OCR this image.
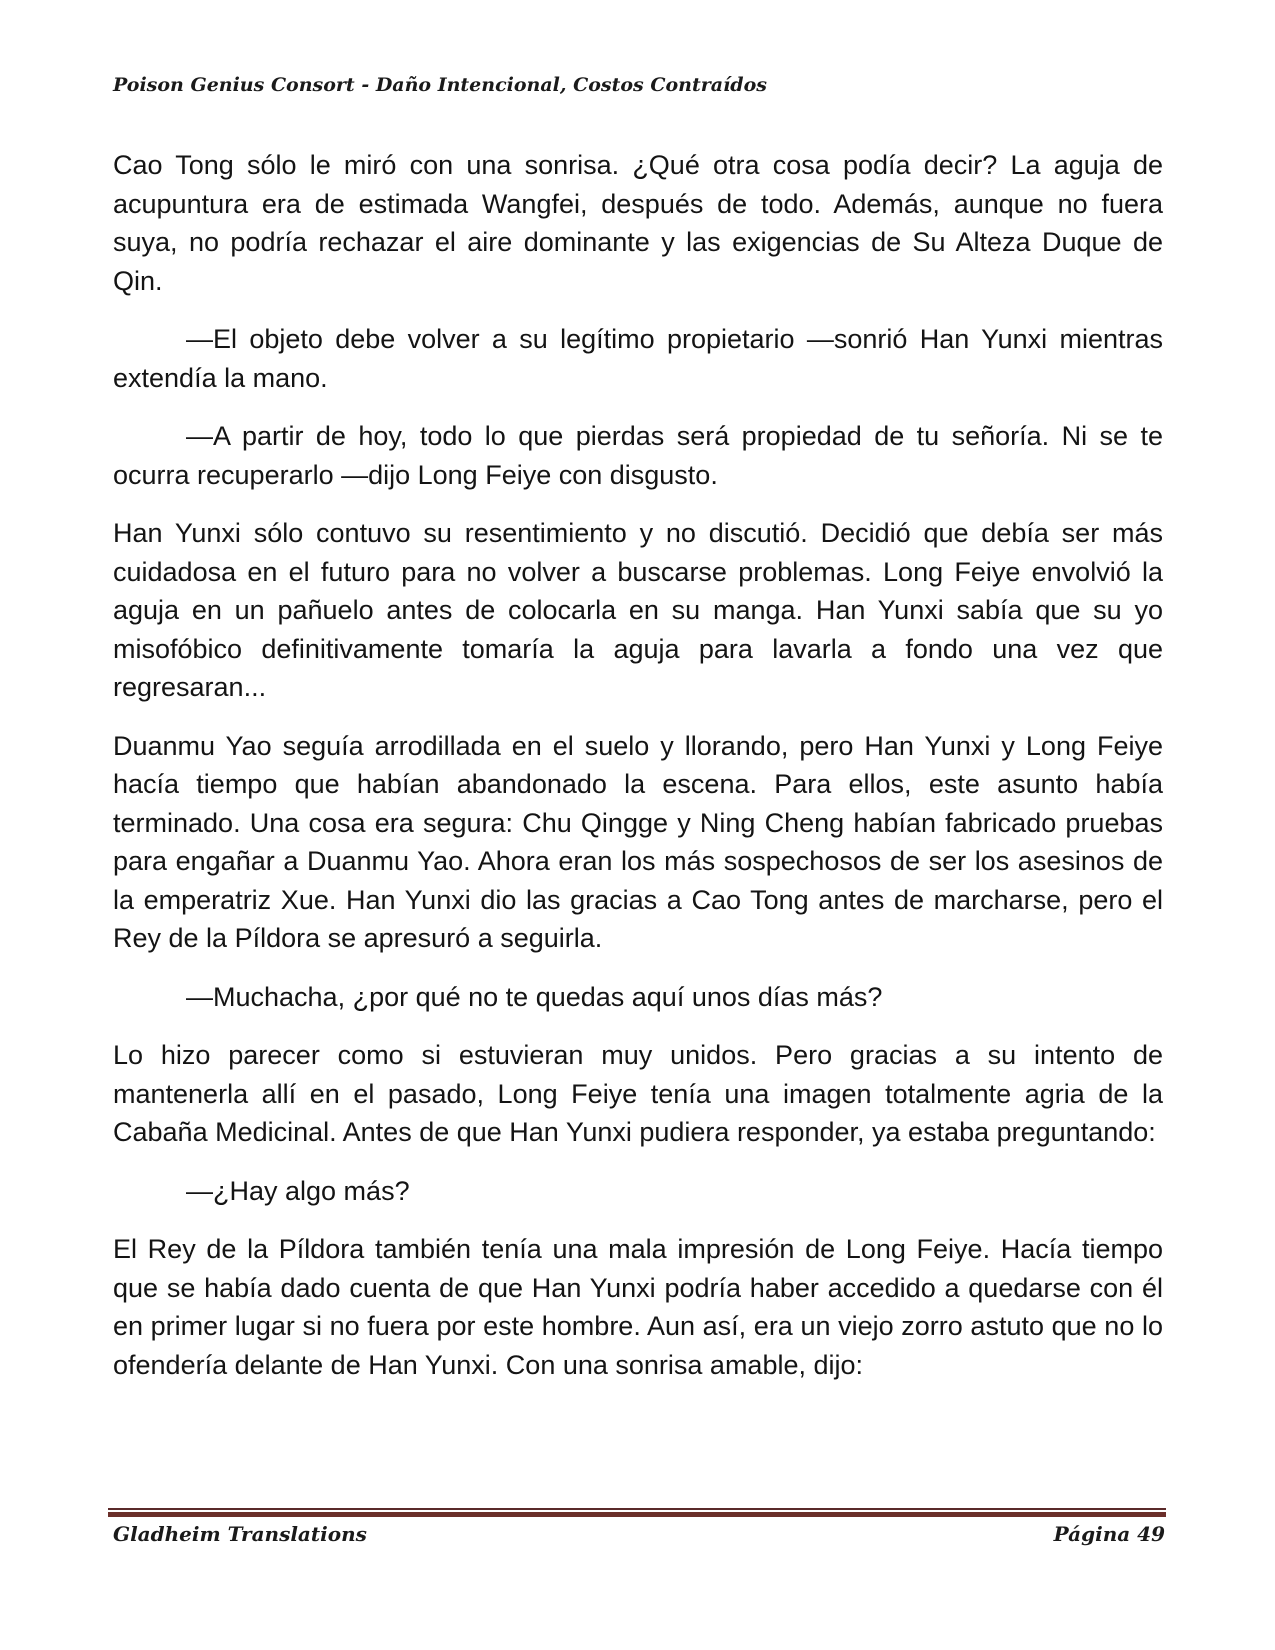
Poison Genius Consort - Daño Intencional, Costos Contraídos

Cao Tong sólo le miró con una sonrisa. ¿Qué otra cosa podía decir? La aguja de acupuntura era de estimada Wangfei, después de todo. Además, aunque no fuera suya, no podría rechazar el aire dominante y las exigencias de Su Alteza Duque de Qin.

—El objeto debe volver a su legítimo propietario —sonrió Han Yunxi mientras extendía la mano.

—A partir de hoy, todo lo que pierdas será propiedad de tu señoría. Ni se te ocurra recuperarlo —dijo Long Feiye con disgusto.

Han Yunxi sólo contuvo su resentimiento y no discutió. Decidió que debía ser más cuidadosa en el futuro para no volver a buscarse problemas. Long Feiye envolvió la aguja en un pañuelo antes de colocarla en su manga. Han Yunxi sabía que su yo misofóbico definitivamente tomaría la aguja para lavarla a fondo una vez que regresaran...

Duanmu Yao seguía arrodillada en el suelo y llorando, pero Han Yunxi y Long Feiye hacía tiempo que habían abandonado la escena. Para ellos, este asunto había terminado. Una cosa era segura: Chu Qingge y Ning Cheng habían fabricado pruebas para engañar a Duanmu Yao. Ahora eran los más sospechosos de ser los asesinos de la emperatriz Xue. Han Yunxi dio las gracias a Cao Tong antes de marcharse, pero el Rey de la Píldora se apresuró a seguirla.

—Muchacha, ¿por qué no te quedas aquí unos días más?

Lo hizo parecer como si estuvieran muy unidos. Pero gracias a su intento de mantenerla allí en el pasado, Long Feiye tenía una imagen totalmente agria de la Cabaña Medicinal. Antes de que Han Yunxi pudiera responder, ya estaba preguntando:

—¿Hay algo más?

El Rey de la Píldora también tenía una mala impresión de Long Feiye. Hacía tiempo que se había dado cuenta de que Han Yunxi podría haber accedido a quedarse con él en primer lugar si no fuera por este hombre. Aun así, era un viejo zorro astuto que no lo ofendería delante de Han Yunxi. Con una sonrisa amable, dijo:

Gladheim Translations	Página 49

> **Task description**:
All records should be output exactly, with the pictures left out.

> **Right answer**:
OCR this image.
Poison Genius Consort - Daño Intencional, Costos Contraídos

Cao Tong sólo le miró con una sonrisa. ¿Qué otra cosa podía decir? La aguja de acupuntura era de estimada Wangfei, después de todo. Además, aunque no fuera suya, no podría rechazar el aire dominante y las exigencias de Su Alteza Duque de Qin.

—El objeto debe volver a su legítimo propietario —sonrió Han Yunxi mientras extendía la mano.

—A partir de hoy, todo lo que pierdas será propiedad de tu señoría. Ni se te ocurra recuperarlo —dijo Long Feiye con disgusto.

Han Yunxi sólo contuvo su resentimiento y no discutió. Decidió que debía ser más cuidadosa en el futuro para no volver a buscarse problemas. Long Feiye envolvió la aguja en un pañuelo antes de colocarla en su manga. Han Yunxi sabía que su yo misofóbico definitivamente tomaría la aguja para lavarla a fondo una vez que regresaran...

Duanmu Yao seguía arrodillada en el suelo y llorando, pero Han Yunxi y Long Feiye hacía tiempo que habían abandonado la escena. Para ellos, este asunto había terminado. Una cosa era segura: Chu Qingge y Ning Cheng habían fabricado pruebas para engañar a Duanmu Yao. Ahora eran los más sospechosos de ser los asesinos de la emperatriz Xue. Han Yunxi dio las gracias a Cao Tong antes de marcharse, pero el Rey de la Píldora se apresuró a seguirla.

—Muchacha, ¿por qué no te quedas aquí unos días más?

Lo hizo parecer como si estuvieran muy unidos. Pero gracias a su intento de mantenerla allí en el pasado, Long Feiye tenía una imagen totalmente agria de la Cabaña Medicinal. Antes de que Han Yunxi pudiera responder, ya estaba preguntando:

—¿Hay algo más?

El Rey de la Píldora también tenía una mala impresión de Long Feiye. Hacía tiempo que se había dado cuenta de que Han Yunxi podría haber accedido a quedarse con él en primer lugar si no fuera por este hombre. Aun así, era un viejo zorro astuto que no lo ofendería delante de Han Yunxi. Con una sonrisa amable, dijo:

Gladheim Translations	Página 49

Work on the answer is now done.